• What the task asks:
With the pictures omitted, write out the entries that follow exactly as they stand.

• Provided records:
· · · · ·

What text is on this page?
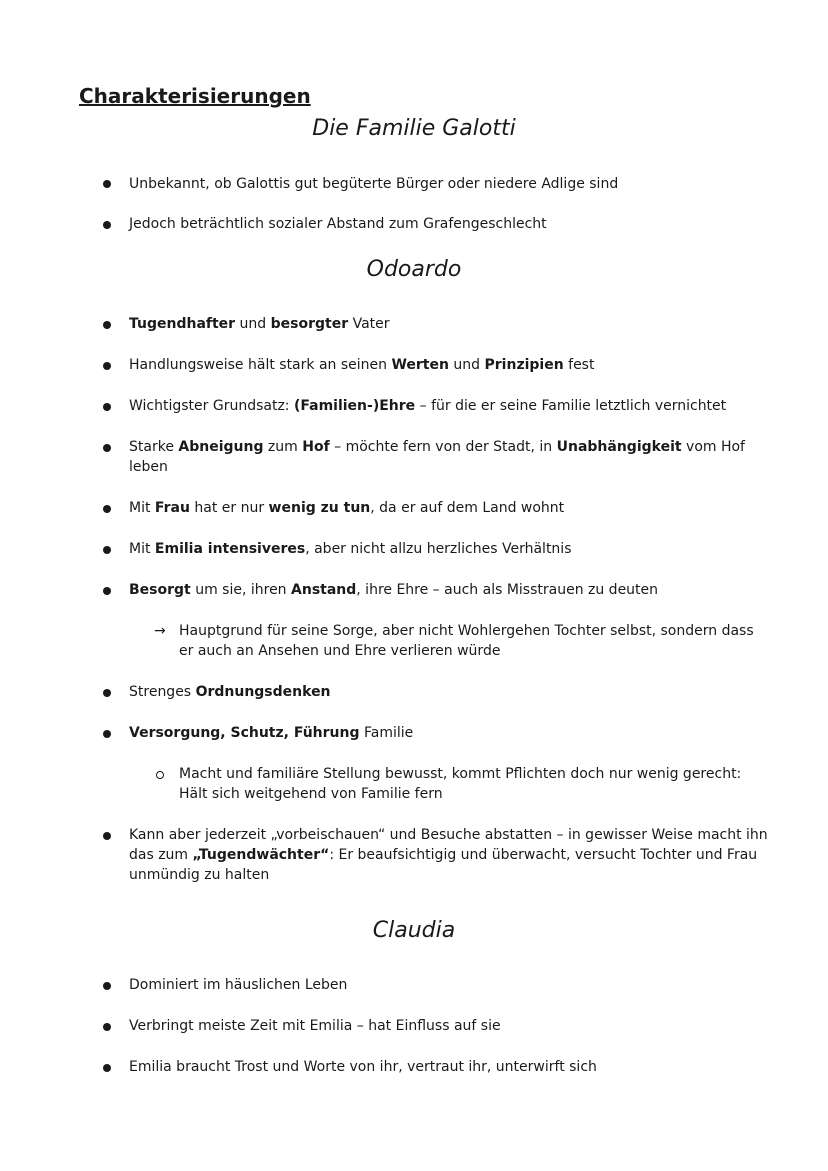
Charakterisierungen
Die Familie Galotti
Unbekannt, ob Galottis gut begüterte Bürger oder niedere Adlige sind
Jedoch beträchtlich sozialer Abstand zum Grafengeschlecht
Odoardo
Tugendhafter und besorgter Vater
Handlungsweise hält stark an seinen Werten und Prinzipien fest
Wichtigster Grundsatz: (Familien-)Ehre – für die er seine Familie letztlich vernichtet
Starke Abneigung zum Hof – möchte fern von der Stadt, in Unabhängigkeit vom Hof leben
Mit Frau hat er nur wenig zu tun, da er auf dem Land wohnt
Mit Emilia intensiveres, aber nicht allzu herzliches Verhältnis
Besorgt um sie, ihren Anstand, ihre Ehre – auch als Misstrauen zu deuten
→ Hauptgrund für seine Sorge, aber nicht Wohlergehen Tochter selbst, sondern dass er auch an Ansehen und Ehre verlieren würde
Strenges Ordnungsdenken
Versorgung, Schutz, Führung Familie
Macht und familiäre Stellung bewusst, kommt Pflichten doch nur wenig gerecht: Hält sich weitgehend von Familie fern
Kann aber jederzeit „vorbeischauen“ und Besuche abstatten – in gewisser Weise macht ihn das zum „Tugendwächter“: Er beaufsichtigig und überwacht, versucht Tochter und Frau unmündig zu halten
Claudia
Dominiert im häuslichen Leben
Verbringt meiste Zeit mit Emilia – hat Einfluss auf sie
Emilia braucht Trost und Worte von ihr, vertraut ihr, unterwirft sich
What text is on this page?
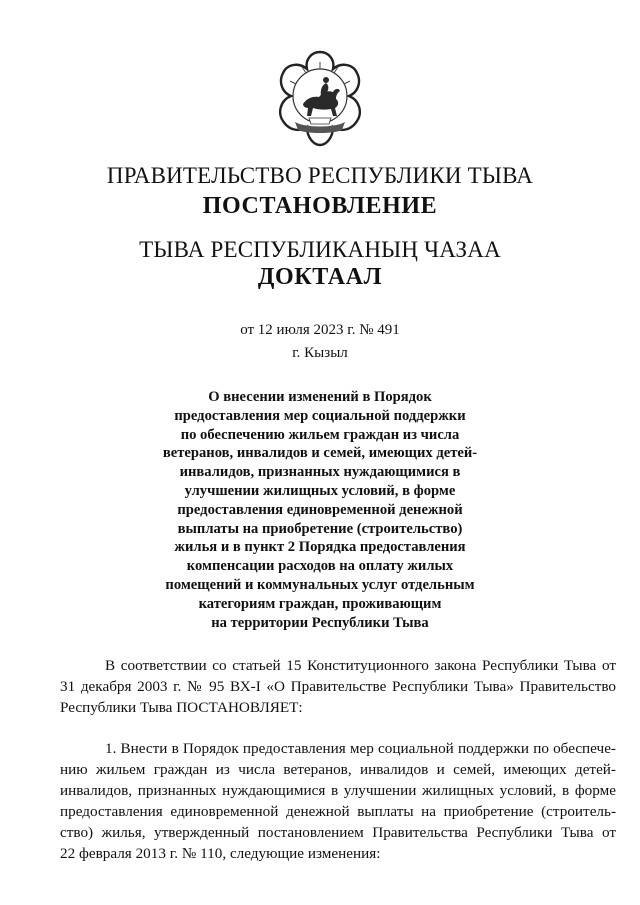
ПРАВИТЕЛЬСТВО РЕСПУБЛИКИ ТЫВА
ПОСТАНОВЛЕНИЕ
ТЫВА РЕСПУБЛИКАНЫҢ ЧАЗАА
ДОКТААЛ
от 12 июля 2023 г. № 491
г. Кызыл
О внесении изменений в Порядок
предоставления мер социальной поддержки
по обеспечению жильем граждан из числа
ветеранов, инвалидов и семей, имеющих детей-
инвалидов, признанных нуждающимися в
улучшении жилищных условий, в форме
предоставления единовременной денежной
выплаты на приобретение (строительство)
жилья и в пункт 2 Порядка предоставления
компенсации расходов на оплату жилых
помещений и коммунальных услуг отдельным
категориям граждан, проживающим
на территории Республики Тыва
В соответствии со статьей 15 Конституционного закона Республики Тыва от
31 декабря 2003 г. № 95 ВХ-I «О Правительстве Республики Тыва» Правительство
Республики Тыва ПОСТАНОВЛЯЕТ:
1. Внести в Порядок предоставления мер социальной поддержки по обеспече-
нию жильем граждан из числа ветеранов, инвалидов и семей, имеющих детей-
инвалидов, признанных нуждающимися в улучшении жилищных условий, в форме
предоставления единовременной денежной выплаты на приобретение (строитель-
ство) жилья, утвержденный постановлением Правительства Республики Тыва от
22 февраля 2013 г. № 110, следующие изменения:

· · · · ·

• Exercise output:
What text is on this page?
Charakterisierungen
Die Familie Galotti
Unbekannt, ob Galottis gut begüterte Bürger oder niedere Adlige sind
Jedoch beträchtlich sozialer Abstand zum Grafengeschlecht
Odoardo
Tugendhafter und besorgter Vater
Handlungsweise hält stark an seinen Werten und Prinzipien fest
Wichtigster Grundsatz: (Familien-)Ehre – für die er seine Familie letztlich vernichtet
Starke Abneigung zum Hof – möchte fern von der Stadt, in Unabhängigkeit vom Hof leben
Mit Frau hat er nur wenig zu tun, da er auf dem Land wohnt
Mit Emilia intensiveres, aber nicht allzu herzliches Verhältnis
Besorgt um sie, ihren Anstand, ihre Ehre – auch als Misstrauen zu deuten
→ Hauptgrund für seine Sorge, aber nicht Wohlergehen Tochter selbst, sondern dass er auch an Ansehen und Ehre verlieren würde
Strenges Ordnungsdenken
Versorgung, Schutz, Führung Familie
Macht und familiäre Stellung bewusst, kommt Pflichten doch nur wenig gerecht: Hält sich weitgehend von Familie fern
Kann aber jederzeit „vorbeischauen“ und Besuche abstatten – in gewisser Weise macht ihn das zum „Tugendwächter“: Er beaufsichtigig und überwacht, versucht Tochter und Frau unmündig zu halten
Claudia
Dominiert im häuslichen Leben
Verbringt meiste Zeit mit Emilia – hat Einfluss auf sie
Emilia braucht Trost und Worte von ihr, vertraut ihr, unterwirft sich
What text is on this page?
ПРАВИТЕЛЬСТВО РЕСПУБЛИКИ ТЫВА
ПОСТАНОВЛЕНИЕ
ТЫВА РЕСПУБЛИКАНЫҢ ЧАЗАА
ДОКТААЛ
от 12 июля 2023 г. № 491
г. Кызыл
О внесении изменений в Порядок
предоставления мер социальной поддержки
по обеспечению жильем граждан из числа
ветеранов, инвалидов и семей, имеющих детей-
инвалидов, признанных нуждающимися в
улучшении жилищных условий, в форме
предоставления единовременной денежной
выплаты на приобретение (строительство)
жилья и в пункт 2 Порядка предоставления
компенсации расходов на оплату жилых
помещений и коммунальных услуг отдельным
категориям граждан, проживающим
на территории Республики Тыва
В соответствии со статьей 15 Конституционного закона Республики Тыва от
31 декабря 2003 г. № 95 ВХ-I «О Правительстве Республики Тыва» Правительство
Республики Тыва ПОСТАНОВЛЯЕТ:
1. Внести в Порядок предоставления мер социальной поддержки по обеспече-
нию жильем граждан из числа ветеранов, инвалидов и семей, имеющих детей-
инвалидов, признанных нуждающимися в улучшении жилищных условий, в форме
предоставления единовременной денежной выплаты на приобретение (строитель-
ство) жилья, утвержденный постановлением Правительства Республики Тыва от
22 февраля 2013 г. № 110, следующие изменения:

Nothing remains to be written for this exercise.